WHAT IS EXPECTED | Copy each line containing the word "note" from the records that follow, please.

DATASET CONTENT |
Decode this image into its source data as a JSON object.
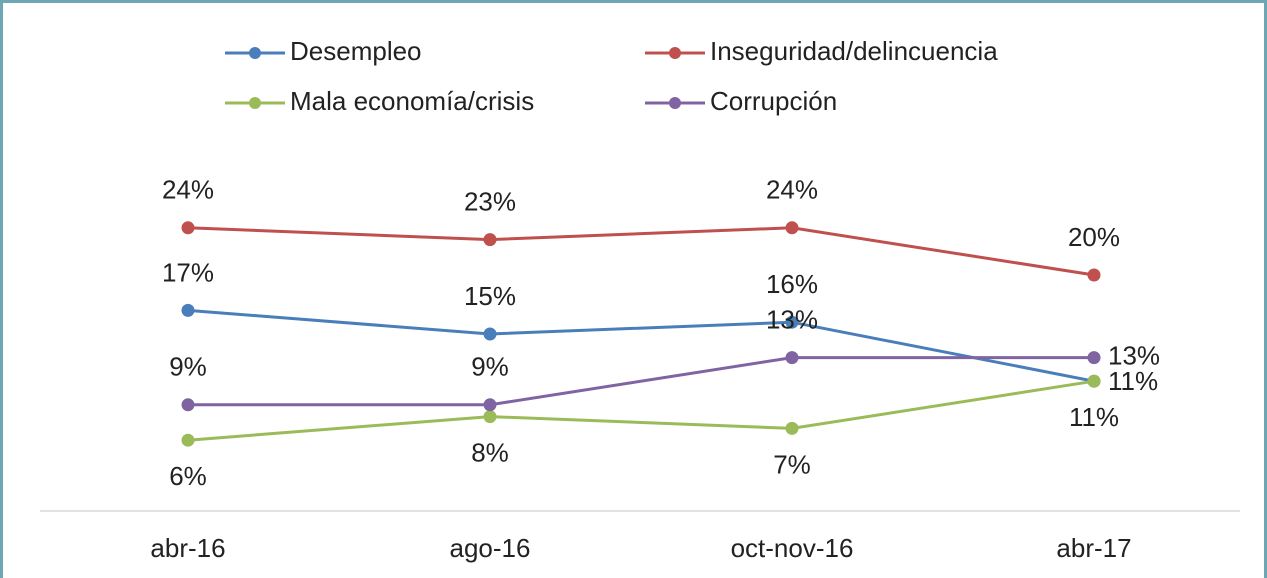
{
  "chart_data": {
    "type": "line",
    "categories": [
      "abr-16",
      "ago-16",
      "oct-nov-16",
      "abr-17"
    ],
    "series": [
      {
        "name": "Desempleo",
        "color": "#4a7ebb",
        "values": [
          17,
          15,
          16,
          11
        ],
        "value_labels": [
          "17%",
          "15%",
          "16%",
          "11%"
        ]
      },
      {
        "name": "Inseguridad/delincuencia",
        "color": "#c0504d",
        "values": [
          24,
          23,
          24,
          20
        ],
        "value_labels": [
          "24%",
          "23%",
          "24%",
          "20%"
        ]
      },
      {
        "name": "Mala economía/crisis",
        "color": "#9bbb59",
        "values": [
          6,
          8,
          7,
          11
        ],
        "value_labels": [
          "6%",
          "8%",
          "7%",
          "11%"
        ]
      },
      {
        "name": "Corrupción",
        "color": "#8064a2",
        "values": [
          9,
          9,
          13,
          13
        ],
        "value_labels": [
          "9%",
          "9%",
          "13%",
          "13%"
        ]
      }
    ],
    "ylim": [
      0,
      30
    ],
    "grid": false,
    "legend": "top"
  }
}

---

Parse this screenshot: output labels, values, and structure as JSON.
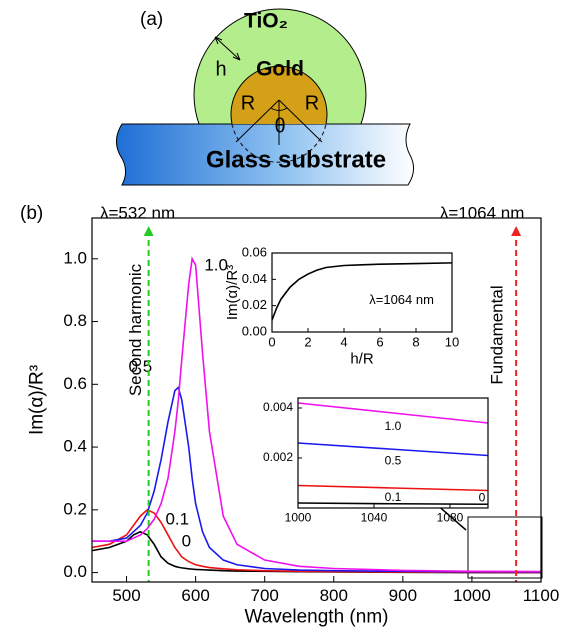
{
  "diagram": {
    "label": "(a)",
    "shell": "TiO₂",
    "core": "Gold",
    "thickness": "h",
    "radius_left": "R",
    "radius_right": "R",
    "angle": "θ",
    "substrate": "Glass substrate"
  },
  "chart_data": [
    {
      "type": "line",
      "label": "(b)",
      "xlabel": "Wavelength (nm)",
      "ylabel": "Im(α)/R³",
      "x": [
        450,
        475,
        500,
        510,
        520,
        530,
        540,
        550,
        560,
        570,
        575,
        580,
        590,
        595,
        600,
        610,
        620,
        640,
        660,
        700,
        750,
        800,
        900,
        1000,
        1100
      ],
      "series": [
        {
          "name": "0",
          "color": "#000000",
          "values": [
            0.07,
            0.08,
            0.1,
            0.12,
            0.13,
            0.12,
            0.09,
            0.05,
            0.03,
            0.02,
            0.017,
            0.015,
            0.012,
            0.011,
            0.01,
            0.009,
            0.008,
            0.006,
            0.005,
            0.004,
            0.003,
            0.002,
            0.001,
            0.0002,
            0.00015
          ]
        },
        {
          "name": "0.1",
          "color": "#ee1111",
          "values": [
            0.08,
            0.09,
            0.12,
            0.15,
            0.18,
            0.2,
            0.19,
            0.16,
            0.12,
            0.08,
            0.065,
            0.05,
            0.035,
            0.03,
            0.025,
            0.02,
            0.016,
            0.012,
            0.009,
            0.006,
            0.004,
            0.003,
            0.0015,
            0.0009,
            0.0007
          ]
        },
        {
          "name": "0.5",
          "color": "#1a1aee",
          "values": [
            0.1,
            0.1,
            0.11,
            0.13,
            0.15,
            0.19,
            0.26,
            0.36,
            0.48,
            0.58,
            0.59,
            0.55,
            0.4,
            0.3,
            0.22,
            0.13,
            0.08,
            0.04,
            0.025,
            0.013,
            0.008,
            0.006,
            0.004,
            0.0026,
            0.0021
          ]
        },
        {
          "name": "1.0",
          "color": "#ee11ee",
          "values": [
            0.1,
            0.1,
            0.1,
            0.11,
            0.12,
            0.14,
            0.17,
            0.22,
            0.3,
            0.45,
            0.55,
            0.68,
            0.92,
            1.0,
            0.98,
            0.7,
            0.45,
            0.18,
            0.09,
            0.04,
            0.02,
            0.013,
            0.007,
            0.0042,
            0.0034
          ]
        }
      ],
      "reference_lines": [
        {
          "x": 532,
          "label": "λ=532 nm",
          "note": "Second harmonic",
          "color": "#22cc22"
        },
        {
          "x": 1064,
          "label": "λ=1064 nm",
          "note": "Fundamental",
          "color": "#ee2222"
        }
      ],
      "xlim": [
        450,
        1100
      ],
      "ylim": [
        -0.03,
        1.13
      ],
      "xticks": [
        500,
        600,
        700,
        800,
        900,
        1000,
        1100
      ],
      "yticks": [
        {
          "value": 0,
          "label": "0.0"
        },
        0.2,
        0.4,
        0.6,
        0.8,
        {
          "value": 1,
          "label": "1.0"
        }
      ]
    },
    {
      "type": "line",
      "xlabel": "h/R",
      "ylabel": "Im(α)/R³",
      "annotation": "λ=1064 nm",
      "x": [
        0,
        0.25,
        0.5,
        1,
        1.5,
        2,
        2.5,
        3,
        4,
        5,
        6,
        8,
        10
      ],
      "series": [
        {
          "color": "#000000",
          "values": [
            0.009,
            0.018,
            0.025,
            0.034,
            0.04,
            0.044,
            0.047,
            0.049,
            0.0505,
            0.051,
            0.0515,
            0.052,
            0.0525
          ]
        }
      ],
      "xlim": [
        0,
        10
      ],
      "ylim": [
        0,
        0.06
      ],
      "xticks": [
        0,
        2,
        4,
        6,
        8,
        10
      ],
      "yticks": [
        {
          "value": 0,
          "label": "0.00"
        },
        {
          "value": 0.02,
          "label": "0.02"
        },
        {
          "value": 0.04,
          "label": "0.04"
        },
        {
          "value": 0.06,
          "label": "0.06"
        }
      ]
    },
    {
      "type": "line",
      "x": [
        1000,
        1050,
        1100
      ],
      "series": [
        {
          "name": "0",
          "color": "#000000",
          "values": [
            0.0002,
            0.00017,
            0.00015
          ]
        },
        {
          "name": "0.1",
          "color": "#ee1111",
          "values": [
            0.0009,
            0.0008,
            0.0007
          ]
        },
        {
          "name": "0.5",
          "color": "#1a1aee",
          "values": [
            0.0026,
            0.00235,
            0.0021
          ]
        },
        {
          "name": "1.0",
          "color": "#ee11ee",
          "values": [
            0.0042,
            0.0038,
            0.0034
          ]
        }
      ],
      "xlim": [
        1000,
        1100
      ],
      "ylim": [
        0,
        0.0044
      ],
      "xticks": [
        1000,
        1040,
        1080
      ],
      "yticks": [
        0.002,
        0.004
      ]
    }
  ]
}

ANSWER TO THIS TASK |
          "note": "Second harmonic",
          "note": "Fundamental",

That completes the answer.